Required task — Wherever a line in the data below holds "type", copy that line.

Supplied material —
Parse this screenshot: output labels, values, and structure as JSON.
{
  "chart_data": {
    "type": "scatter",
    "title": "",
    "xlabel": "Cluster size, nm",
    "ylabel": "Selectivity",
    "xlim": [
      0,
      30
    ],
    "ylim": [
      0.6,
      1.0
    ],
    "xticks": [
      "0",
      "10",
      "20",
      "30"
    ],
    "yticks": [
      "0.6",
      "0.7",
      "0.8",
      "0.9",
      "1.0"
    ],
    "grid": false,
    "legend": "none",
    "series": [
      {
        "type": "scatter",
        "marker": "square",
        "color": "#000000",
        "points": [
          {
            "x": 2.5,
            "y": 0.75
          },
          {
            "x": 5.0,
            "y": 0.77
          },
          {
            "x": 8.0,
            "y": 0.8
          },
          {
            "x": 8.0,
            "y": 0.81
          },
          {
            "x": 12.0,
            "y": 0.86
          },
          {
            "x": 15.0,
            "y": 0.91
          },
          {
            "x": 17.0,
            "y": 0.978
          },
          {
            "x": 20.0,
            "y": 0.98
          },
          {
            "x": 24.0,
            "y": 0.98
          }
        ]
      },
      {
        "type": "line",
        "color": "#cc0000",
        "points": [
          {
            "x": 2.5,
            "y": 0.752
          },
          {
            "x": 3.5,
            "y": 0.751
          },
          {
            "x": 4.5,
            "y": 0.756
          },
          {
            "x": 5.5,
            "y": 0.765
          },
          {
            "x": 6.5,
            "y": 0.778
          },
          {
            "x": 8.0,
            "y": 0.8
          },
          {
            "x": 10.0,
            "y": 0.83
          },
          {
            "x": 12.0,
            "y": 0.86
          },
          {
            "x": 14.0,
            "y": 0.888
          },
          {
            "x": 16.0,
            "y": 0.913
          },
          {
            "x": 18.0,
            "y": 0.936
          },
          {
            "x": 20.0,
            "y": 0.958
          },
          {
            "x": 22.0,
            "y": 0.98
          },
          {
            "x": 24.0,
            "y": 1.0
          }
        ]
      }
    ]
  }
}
--
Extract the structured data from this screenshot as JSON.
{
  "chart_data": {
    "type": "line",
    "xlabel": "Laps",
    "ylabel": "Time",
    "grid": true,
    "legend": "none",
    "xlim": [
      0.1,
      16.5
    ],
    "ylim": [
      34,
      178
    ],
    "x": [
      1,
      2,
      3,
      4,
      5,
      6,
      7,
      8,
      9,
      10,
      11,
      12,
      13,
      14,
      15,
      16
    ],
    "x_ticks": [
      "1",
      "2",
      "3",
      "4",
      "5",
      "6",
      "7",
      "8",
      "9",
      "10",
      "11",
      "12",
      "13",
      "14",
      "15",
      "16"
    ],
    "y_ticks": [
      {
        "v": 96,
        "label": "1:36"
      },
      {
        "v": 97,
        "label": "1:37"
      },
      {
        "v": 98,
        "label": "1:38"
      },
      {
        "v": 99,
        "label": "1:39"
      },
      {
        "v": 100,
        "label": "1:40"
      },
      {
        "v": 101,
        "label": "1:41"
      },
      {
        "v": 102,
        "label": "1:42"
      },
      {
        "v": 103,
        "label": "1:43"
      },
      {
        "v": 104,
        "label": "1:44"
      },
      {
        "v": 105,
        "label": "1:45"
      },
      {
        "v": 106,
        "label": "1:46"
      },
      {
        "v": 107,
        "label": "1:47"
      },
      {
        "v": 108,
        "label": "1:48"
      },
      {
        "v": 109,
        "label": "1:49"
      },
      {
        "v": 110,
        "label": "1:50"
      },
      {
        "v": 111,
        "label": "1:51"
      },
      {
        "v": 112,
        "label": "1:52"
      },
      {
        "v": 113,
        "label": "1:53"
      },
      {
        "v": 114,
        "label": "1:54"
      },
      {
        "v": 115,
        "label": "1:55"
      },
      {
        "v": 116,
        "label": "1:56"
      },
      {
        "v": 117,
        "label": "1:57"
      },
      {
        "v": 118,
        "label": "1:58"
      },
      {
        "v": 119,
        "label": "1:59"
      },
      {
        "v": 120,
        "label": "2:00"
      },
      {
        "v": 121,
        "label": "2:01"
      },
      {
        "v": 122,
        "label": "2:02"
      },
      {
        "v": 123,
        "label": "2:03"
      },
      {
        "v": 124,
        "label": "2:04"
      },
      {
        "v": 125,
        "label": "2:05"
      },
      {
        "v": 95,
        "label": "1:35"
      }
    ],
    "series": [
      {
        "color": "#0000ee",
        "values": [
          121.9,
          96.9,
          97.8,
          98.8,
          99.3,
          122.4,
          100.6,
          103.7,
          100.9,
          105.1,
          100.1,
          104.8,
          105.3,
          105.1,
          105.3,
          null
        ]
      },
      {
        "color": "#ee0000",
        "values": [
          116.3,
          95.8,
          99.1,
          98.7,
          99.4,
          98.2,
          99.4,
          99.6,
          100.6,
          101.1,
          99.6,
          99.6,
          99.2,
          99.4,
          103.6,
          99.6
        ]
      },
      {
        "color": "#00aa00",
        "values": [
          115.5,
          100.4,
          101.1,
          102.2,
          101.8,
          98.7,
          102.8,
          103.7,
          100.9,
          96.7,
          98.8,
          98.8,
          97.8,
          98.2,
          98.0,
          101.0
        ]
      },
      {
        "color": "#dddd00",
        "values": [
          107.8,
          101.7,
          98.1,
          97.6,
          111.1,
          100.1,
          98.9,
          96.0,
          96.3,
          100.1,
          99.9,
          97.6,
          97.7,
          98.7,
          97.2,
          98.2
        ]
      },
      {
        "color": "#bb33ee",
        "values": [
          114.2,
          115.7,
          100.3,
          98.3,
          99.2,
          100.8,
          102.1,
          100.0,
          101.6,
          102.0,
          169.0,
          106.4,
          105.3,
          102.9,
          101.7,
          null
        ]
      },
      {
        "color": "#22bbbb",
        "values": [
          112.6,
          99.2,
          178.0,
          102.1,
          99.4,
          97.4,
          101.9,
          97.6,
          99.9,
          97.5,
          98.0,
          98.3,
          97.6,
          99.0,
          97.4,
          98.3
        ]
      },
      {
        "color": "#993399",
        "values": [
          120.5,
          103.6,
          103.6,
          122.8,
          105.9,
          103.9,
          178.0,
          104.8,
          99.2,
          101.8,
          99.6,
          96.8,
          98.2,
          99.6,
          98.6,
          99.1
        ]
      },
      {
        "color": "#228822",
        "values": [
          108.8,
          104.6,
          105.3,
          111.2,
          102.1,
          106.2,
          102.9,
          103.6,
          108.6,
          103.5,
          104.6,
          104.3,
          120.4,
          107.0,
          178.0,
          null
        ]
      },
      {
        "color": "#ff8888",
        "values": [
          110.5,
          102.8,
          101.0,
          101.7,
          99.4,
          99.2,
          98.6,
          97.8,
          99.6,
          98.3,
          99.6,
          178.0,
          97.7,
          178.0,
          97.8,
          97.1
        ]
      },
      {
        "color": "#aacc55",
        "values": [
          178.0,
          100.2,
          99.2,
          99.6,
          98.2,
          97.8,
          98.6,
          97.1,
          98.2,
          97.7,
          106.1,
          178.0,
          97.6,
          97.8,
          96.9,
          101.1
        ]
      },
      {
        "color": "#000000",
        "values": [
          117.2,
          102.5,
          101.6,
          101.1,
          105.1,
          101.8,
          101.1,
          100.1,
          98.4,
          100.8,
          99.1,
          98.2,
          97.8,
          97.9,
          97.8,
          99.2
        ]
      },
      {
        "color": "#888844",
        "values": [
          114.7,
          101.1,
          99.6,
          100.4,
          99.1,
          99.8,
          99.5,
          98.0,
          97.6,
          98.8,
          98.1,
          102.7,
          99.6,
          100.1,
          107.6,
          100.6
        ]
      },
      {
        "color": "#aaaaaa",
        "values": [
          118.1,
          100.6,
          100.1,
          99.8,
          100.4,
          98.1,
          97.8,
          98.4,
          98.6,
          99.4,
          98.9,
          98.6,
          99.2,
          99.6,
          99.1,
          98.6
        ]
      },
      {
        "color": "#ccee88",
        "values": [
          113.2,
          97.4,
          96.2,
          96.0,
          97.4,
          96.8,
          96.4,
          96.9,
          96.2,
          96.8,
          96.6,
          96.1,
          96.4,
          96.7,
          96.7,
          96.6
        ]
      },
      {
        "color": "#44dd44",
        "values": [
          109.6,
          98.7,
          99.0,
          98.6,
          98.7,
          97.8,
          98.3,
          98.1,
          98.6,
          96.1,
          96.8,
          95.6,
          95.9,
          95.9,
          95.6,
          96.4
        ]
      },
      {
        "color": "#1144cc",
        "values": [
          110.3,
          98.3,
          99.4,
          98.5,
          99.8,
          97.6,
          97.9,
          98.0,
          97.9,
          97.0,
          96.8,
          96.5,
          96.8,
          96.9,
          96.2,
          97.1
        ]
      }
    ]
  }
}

Answer to the task —
    "type": "scatter",
        "type": "scatter",
        "type": "line",
    "type": "line",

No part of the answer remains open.